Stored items
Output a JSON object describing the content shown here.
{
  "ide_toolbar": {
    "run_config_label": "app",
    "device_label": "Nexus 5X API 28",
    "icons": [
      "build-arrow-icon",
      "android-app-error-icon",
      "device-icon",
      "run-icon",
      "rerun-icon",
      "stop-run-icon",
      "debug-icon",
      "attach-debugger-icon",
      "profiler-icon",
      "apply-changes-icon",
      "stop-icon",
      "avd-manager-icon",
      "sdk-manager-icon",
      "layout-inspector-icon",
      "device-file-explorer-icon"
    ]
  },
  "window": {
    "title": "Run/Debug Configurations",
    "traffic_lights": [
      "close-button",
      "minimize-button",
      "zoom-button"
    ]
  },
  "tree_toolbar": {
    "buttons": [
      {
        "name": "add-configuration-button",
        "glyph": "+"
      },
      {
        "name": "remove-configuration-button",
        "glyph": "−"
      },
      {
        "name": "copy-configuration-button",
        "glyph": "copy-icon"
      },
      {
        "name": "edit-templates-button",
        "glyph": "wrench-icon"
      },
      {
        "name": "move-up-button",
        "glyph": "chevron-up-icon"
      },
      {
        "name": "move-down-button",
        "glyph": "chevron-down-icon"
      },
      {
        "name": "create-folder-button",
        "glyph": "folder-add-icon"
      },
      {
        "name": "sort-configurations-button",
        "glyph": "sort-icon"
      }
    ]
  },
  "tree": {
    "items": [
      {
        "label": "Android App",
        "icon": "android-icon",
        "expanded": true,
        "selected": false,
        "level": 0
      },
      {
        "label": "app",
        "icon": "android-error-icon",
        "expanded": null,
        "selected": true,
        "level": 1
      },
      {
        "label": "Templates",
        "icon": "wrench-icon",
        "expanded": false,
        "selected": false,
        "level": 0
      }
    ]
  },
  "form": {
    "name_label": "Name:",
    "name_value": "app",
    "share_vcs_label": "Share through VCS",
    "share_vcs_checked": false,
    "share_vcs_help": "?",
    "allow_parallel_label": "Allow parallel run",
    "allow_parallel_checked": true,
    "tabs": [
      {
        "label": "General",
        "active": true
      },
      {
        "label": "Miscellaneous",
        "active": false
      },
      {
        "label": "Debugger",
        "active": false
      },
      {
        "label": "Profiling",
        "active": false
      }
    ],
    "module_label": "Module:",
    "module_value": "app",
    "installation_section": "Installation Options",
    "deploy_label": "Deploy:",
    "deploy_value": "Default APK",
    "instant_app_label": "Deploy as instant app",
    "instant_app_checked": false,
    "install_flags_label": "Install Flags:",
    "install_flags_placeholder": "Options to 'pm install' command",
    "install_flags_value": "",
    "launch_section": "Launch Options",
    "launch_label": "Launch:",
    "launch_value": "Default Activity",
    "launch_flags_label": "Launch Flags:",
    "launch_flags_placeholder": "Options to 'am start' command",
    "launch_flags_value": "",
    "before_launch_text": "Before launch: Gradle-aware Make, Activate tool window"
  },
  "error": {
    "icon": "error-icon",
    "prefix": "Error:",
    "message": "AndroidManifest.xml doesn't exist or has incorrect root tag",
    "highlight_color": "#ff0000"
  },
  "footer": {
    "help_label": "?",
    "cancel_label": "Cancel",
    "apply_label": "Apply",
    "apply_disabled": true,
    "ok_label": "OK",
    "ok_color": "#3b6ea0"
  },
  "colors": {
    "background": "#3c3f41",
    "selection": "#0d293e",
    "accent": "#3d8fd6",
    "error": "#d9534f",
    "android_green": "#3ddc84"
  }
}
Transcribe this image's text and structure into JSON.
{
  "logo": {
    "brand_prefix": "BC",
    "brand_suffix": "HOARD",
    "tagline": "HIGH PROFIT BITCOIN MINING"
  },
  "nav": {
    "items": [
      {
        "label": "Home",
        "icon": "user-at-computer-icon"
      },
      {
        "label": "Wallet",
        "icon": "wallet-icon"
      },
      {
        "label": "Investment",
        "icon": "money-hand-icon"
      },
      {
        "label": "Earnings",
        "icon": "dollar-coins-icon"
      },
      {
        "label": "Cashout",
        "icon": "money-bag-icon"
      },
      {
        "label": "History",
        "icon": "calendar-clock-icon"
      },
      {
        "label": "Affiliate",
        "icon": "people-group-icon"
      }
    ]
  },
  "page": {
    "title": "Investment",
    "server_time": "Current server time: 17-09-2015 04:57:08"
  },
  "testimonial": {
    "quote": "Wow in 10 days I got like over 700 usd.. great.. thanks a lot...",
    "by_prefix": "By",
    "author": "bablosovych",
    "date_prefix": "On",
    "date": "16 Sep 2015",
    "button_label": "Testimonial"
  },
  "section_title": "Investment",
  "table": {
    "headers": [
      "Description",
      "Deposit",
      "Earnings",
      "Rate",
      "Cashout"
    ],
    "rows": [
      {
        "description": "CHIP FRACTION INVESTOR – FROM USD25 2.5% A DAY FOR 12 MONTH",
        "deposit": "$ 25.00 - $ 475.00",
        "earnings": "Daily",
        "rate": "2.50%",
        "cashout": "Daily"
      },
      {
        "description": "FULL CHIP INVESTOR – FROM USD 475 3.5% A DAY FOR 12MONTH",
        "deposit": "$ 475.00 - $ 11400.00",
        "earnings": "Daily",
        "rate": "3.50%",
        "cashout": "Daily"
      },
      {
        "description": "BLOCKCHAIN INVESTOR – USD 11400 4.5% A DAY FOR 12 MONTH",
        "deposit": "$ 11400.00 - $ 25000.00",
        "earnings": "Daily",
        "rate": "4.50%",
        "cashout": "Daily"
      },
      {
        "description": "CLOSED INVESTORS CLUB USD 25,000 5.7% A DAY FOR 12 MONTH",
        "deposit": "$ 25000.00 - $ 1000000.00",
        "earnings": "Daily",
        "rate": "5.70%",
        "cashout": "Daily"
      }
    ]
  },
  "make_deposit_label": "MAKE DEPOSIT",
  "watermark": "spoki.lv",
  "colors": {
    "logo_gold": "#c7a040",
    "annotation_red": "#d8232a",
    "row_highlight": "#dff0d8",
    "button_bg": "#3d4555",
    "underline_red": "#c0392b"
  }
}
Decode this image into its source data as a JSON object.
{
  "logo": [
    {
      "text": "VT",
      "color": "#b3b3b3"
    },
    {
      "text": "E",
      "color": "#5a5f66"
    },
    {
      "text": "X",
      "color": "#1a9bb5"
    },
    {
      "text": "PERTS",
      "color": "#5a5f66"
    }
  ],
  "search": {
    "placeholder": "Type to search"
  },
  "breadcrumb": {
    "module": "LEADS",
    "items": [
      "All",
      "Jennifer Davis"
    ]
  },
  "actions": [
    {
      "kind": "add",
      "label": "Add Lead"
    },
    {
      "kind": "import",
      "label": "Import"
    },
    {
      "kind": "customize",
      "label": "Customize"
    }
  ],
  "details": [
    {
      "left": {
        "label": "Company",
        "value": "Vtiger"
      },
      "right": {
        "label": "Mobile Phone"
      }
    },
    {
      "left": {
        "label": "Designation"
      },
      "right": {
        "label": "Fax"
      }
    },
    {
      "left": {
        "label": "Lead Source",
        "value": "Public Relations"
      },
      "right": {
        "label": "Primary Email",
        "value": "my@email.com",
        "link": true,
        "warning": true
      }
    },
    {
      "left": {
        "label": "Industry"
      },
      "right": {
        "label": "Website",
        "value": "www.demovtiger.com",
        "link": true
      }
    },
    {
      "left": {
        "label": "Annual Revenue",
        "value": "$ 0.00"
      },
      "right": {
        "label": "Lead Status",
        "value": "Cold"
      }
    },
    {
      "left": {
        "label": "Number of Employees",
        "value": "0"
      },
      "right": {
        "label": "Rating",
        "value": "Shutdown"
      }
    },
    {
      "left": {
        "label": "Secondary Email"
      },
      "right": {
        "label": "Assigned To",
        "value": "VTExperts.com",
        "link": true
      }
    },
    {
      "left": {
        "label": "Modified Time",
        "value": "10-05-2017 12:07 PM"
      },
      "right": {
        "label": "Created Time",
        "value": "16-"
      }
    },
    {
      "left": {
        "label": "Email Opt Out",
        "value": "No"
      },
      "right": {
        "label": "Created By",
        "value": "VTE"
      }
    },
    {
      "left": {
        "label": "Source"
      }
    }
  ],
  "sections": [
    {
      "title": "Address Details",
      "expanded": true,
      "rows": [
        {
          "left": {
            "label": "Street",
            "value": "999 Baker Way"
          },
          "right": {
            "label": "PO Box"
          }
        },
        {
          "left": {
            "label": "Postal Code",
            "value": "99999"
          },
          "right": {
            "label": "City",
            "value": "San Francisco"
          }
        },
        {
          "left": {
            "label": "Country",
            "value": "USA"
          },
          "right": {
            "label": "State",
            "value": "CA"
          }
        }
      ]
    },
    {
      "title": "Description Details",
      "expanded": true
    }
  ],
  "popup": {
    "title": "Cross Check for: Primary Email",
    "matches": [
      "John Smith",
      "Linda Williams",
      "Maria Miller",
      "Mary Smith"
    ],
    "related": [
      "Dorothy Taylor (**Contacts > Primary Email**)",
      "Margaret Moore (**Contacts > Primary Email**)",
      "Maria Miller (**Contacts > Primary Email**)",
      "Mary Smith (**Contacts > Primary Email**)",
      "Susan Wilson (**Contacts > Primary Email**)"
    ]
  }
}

▸ **WHAT TO WORK ON**
Read the data above and pull out each line that holds the string "sort".

▸ **RESULT**
        "name": "sort-configurations-button",
        "glyph": "sort-icon"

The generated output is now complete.